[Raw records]
□ □ □ □ □

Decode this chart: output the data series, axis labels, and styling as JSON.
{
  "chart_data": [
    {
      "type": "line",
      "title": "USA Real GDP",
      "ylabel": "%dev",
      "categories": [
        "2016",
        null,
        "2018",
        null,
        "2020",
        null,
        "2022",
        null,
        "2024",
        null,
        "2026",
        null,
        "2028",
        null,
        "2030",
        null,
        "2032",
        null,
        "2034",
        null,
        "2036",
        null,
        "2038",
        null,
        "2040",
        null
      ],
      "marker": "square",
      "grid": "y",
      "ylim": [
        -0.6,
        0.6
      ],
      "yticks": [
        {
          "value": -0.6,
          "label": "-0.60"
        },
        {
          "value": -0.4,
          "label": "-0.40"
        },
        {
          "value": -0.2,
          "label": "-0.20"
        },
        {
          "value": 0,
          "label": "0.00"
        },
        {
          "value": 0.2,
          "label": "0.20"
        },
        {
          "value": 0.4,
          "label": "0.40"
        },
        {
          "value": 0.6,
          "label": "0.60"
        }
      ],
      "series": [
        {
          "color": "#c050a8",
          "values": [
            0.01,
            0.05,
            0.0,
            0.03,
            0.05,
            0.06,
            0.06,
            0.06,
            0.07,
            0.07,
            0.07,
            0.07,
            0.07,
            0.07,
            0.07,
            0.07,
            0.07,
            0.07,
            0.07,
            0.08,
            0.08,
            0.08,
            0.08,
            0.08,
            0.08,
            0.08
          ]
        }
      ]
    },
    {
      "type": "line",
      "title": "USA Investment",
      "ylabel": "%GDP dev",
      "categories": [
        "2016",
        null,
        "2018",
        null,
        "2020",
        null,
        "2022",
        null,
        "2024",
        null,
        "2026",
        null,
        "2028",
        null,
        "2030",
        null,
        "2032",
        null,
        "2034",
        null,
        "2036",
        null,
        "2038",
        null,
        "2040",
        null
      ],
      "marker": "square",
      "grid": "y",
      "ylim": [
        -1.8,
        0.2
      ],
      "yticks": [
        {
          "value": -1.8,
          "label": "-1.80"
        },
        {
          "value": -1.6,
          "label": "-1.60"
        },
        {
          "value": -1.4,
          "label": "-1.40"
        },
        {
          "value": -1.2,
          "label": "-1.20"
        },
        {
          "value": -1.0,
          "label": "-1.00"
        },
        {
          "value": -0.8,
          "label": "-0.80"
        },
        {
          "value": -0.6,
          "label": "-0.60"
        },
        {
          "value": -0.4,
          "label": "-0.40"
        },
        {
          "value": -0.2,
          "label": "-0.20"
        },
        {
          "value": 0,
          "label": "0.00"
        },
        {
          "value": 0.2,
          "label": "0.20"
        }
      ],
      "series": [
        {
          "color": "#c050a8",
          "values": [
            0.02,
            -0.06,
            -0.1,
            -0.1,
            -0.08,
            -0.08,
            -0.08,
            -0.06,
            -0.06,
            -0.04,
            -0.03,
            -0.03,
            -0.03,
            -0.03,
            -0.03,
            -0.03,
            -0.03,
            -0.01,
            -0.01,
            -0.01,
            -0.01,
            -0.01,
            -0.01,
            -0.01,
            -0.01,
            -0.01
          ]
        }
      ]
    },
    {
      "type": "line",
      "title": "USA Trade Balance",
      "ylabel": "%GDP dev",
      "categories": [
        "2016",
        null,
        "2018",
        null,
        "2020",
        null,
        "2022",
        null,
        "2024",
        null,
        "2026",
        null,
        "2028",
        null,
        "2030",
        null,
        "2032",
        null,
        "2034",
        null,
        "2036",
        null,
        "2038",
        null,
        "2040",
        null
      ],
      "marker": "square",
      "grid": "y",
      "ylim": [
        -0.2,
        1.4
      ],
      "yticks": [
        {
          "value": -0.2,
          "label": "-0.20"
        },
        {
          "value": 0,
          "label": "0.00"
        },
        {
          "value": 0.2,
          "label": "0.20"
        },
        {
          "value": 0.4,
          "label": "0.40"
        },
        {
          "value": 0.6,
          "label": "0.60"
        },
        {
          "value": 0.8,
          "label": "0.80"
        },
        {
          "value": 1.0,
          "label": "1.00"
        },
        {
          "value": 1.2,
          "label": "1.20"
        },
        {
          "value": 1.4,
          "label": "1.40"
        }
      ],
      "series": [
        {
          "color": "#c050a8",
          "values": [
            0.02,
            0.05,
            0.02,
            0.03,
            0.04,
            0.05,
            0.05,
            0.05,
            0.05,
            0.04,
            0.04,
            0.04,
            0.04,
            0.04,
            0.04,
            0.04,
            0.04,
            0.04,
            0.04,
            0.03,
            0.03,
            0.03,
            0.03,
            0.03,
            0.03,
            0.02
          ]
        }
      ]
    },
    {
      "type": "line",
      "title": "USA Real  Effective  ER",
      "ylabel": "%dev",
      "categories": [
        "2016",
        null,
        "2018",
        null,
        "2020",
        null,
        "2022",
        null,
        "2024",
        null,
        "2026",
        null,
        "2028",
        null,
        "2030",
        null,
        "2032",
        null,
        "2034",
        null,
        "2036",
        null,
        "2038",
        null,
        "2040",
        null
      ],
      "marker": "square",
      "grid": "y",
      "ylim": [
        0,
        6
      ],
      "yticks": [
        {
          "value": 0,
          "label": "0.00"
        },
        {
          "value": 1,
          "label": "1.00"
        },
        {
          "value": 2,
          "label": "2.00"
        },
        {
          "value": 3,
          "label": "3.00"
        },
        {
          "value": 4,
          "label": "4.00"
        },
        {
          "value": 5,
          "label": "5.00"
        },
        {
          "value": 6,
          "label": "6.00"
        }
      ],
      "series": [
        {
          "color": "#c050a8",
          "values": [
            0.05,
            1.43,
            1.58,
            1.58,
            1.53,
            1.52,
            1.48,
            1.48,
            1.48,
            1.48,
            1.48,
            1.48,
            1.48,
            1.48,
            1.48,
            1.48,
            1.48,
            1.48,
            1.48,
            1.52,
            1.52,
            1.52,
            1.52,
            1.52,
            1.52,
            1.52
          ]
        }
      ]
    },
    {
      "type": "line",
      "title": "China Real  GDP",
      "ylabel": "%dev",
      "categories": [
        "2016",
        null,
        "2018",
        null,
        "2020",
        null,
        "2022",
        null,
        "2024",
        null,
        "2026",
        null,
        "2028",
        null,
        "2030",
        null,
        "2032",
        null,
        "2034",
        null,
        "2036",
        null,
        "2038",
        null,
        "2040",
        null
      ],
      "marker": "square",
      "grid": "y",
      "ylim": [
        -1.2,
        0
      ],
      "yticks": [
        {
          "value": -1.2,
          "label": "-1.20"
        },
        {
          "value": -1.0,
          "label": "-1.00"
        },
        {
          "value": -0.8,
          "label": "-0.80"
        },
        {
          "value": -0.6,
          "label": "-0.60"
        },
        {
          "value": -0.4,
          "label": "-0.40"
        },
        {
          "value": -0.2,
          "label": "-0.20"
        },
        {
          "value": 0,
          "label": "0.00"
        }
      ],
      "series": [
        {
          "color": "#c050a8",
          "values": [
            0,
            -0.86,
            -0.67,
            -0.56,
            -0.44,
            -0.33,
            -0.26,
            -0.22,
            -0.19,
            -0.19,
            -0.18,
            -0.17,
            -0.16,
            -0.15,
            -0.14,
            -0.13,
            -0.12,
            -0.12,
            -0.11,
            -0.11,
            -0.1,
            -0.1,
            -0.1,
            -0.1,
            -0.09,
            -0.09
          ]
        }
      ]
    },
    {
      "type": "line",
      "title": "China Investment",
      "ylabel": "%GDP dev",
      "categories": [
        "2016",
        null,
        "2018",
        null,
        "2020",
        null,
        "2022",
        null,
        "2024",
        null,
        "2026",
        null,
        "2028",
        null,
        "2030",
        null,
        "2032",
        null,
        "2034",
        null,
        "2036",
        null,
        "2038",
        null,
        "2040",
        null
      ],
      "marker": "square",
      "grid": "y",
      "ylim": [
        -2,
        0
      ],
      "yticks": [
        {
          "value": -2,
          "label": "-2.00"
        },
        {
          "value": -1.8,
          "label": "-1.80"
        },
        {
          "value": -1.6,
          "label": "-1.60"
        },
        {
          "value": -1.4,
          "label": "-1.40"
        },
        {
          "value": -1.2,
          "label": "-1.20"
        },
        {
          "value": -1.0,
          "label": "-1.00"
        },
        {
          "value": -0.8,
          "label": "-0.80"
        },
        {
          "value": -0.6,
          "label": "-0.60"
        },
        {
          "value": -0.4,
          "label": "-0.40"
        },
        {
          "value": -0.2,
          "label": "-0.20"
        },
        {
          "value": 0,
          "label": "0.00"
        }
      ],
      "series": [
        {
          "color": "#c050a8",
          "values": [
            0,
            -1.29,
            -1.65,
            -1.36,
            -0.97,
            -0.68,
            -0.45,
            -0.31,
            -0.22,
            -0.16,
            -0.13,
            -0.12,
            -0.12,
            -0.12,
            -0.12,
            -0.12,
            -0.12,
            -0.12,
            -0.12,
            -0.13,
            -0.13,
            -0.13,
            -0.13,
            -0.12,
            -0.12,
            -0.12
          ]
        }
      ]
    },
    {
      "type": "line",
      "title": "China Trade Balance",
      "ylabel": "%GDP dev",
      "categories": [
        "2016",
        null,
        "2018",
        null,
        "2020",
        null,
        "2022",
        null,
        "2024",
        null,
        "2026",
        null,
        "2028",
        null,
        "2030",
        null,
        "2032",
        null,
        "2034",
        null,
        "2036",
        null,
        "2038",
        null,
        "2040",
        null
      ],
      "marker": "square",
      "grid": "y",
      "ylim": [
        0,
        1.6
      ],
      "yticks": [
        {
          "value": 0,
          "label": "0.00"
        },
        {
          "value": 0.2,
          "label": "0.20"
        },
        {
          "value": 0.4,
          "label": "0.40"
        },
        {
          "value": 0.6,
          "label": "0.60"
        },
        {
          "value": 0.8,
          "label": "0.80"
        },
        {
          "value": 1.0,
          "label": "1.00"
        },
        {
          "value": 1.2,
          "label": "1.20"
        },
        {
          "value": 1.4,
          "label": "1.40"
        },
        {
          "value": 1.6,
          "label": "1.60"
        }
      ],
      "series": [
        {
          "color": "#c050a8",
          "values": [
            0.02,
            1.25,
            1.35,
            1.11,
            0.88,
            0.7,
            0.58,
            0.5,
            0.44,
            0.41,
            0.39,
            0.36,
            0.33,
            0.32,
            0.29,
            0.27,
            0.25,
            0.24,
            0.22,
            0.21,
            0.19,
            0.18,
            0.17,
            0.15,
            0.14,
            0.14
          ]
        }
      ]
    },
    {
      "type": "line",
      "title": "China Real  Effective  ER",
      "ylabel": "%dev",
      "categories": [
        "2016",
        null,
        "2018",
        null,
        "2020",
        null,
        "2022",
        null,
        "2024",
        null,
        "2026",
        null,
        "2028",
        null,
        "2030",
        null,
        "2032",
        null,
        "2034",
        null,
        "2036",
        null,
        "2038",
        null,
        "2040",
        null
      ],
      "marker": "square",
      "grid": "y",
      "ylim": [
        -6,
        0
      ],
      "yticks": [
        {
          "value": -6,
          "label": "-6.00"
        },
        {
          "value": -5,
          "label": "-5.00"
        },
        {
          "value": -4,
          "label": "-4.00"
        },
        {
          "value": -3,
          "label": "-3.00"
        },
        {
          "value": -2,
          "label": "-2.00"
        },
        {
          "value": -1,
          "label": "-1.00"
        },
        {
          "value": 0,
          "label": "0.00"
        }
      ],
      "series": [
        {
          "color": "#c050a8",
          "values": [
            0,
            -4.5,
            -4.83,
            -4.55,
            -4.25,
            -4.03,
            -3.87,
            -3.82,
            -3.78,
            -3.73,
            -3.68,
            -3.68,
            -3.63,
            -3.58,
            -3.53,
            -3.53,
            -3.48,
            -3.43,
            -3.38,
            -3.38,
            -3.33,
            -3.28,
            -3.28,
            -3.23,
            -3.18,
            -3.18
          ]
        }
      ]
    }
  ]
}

□ □ □ □ □

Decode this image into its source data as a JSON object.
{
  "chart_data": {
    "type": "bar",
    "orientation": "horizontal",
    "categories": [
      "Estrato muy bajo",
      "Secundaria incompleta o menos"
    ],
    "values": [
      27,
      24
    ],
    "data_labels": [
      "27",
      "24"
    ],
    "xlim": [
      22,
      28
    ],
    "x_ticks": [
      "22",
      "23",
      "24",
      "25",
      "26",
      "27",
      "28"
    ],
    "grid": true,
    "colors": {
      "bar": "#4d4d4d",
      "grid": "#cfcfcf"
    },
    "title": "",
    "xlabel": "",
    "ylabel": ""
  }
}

□ □ □ □ □

PROBLEM DESCRIPTION
Copy out the lines that hold "title".

FULL ANSWER
      "title": "USA Real GDP",
      "title": "USA Investment",
      "title": "USA Trade Balance",
      "title": "USA Real  Effective  ER",
      "title": "China Real  GDP",
      "title": "China Investment",
      "title": "China Trade Balance",
      "title": "China Real  Effective  ER",
    "title": "",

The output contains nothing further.